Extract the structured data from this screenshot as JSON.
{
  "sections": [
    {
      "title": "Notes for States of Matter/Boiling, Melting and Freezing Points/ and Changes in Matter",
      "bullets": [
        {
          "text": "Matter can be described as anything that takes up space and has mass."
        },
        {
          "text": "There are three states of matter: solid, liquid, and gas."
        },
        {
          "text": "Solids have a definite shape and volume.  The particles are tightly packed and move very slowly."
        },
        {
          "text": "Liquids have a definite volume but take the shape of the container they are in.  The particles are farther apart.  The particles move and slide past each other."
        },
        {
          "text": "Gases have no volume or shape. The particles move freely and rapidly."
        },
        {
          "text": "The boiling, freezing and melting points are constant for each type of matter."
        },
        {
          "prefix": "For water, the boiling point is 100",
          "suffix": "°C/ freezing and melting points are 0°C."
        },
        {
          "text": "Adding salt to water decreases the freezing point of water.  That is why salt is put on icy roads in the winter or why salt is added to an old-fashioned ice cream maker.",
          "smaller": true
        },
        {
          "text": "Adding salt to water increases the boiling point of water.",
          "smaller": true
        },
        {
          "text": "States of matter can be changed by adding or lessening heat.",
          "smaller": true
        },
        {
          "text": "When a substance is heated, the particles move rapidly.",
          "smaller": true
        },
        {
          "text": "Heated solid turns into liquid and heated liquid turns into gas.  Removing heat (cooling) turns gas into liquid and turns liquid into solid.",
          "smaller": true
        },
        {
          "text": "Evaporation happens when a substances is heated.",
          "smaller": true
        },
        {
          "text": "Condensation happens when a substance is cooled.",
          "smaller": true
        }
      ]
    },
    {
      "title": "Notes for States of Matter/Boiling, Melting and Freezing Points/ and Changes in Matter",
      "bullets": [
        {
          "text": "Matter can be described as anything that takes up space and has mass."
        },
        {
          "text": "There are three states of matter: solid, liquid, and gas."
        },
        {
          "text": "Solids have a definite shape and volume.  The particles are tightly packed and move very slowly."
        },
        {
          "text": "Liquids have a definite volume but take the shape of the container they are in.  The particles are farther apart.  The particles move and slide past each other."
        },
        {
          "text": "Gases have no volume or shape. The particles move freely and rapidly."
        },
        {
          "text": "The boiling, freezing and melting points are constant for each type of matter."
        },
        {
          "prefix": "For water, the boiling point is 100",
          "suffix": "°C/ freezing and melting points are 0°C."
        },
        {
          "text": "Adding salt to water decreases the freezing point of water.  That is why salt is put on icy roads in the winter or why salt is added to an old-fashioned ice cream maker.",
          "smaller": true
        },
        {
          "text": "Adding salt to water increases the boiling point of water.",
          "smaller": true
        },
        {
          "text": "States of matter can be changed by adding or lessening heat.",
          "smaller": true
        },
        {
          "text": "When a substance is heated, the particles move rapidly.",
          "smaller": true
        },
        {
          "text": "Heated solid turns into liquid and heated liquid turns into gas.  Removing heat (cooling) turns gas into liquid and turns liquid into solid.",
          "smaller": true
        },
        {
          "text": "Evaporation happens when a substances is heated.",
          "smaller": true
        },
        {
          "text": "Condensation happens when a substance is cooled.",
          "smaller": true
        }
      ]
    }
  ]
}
==========
:: Given request ::
Copy the data above in full, character for character.

:: Correct result ::
Extract the structured data from this screenshot as JSON.
{
  "sections": [
    {
      "title": "Notes for States of Matter/Boiling, Melting and Freezing Points/ and Changes in Matter",
      "bullets": [
        {
          "text": "Matter can be described as anything that takes up space and has mass."
        },
        {
          "text": "There are three states of matter: solid, liquid, and gas."
        },
        {
          "text": "Solids have a definite shape and volume.  The particles are tightly packed and move very slowly."
        },
        {
          "text": "Liquids have a definite volume but take the shape of the container they are in.  The particles are farther apart.  The particles move and slide past each other."
        },
        {
          "text": "Gases have no volume or shape. The particles move freely and rapidly."
        },
        {
          "text": "The boiling, freezing and melting points are constant for each type of matter."
        },
        {
          "prefix": "For water, the boiling point is 100",
          "suffix": "°C/ freezing and melting points are 0°C."
        },
        {
          "text": "Adding salt to water decreases the freezing point of water.  That is why salt is put on icy roads in the winter or why salt is added to an old-fashioned ice cream maker.",
          "smaller": true
        },
        {
          "text": "Adding salt to water increases the boiling point of water.",
          "smaller": true
        },
        {
          "text": "States of matter can be changed by adding or lessening heat.",
          "smaller": true
        },
        {
          "text": "When a substance is heated, the particles move rapidly.",
          "smaller": true
        },
        {
          "text": "Heated solid turns into liquid and heated liquid turns into gas.  Removing heat (cooling) turns gas into liquid and turns liquid into solid.",
          "smaller": true
        },
        {
          "text": "Evaporation happens when a substances is heated.",
          "smaller": true
        },
        {
          "text": "Condensation happens when a substance is cooled.",
          "smaller": true
        }
      ]
    },
    {
      "title": "Notes for States of Matter/Boiling, Melting and Freezing Points/ and Changes in Matter",
      "bullets": [
        {
          "text": "Matter can be described as anything that takes up space and has mass."
        },
        {
          "text": "There are three states of matter: solid, liquid, and gas."
        },
        {
          "text": "Solids have a definite shape and volume.  The particles are tightly packed and move very slowly."
        },
        {
          "text": "Liquids have a definite volume but take the shape of the container they are in.  The particles are farther apart.  The particles move and slide past each other."
        },
        {
          "text": "Gases have no volume or shape. The particles move freely and rapidly."
        },
        {
          "text": "The boiling, freezing and melting points are constant for each type of matter."
        },
        {
          "prefix": "For water, the boiling point is 100",
          "suffix": "°C/ freezing and melting points are 0°C."
        },
        {
          "text": "Adding salt to water decreases the freezing point of water.  That is why salt is put on icy roads in the winter or why salt is added to an old-fashioned ice cream maker.",
          "smaller": true
        },
        {
          "text": "Adding salt to water increases the boiling point of water.",
          "smaller": true
        },
        {
          "text": "States of matter can be changed by adding or lessening heat.",
          "smaller": true
        },
        {
          "text": "When a substance is heated, the particles move rapidly.",
          "smaller": true
        },
        {
          "text": "Heated solid turns into liquid and heated liquid turns into gas.  Removing heat (cooling) turns gas into liquid and turns liquid into solid.",
          "smaller": true
        },
        {
          "text": "Evaporation happens when a substances is heated.",
          "smaller": true
        },
        {
          "text": "Condensation happens when a substance is cooled.",
          "smaller": true
        }
      ]
    }
  ]
}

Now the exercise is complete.